◆ Problem description ◆
Write out all lines holding the word "你单位以下岗位".

◆ Exercise input ◆

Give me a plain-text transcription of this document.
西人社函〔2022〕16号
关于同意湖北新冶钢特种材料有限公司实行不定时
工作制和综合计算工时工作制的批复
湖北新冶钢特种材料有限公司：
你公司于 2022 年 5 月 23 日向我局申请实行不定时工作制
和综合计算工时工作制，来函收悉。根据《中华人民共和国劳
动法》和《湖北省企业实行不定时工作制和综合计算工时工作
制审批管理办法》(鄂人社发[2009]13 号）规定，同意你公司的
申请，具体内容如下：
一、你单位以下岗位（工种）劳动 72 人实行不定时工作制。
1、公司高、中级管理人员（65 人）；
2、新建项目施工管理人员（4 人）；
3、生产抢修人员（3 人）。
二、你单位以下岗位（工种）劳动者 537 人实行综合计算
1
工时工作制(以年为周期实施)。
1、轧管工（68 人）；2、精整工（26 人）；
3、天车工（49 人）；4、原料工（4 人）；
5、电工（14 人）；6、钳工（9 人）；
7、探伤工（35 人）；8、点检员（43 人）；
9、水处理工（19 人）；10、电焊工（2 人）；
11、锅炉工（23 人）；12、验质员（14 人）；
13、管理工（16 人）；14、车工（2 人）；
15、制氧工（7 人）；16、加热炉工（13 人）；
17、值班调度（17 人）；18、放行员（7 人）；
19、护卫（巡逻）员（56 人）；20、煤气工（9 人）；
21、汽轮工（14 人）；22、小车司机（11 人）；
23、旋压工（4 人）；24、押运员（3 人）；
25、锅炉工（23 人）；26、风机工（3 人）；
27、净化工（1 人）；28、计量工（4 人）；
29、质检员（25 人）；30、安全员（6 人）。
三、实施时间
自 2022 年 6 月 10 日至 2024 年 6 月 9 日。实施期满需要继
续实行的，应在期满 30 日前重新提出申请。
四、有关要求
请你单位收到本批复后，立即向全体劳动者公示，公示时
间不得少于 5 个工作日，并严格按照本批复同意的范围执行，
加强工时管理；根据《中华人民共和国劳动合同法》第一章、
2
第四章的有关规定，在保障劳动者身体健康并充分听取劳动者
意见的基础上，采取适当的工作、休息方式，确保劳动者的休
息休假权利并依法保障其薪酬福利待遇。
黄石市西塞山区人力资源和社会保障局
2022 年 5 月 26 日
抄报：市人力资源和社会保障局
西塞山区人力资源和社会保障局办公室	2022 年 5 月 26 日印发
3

◆ Task result ◆
一、你单位以下岗位（工种）劳动 72 人实行不定时工作制。
二、你单位以下岗位（工种）劳动者 537 人实行综合计算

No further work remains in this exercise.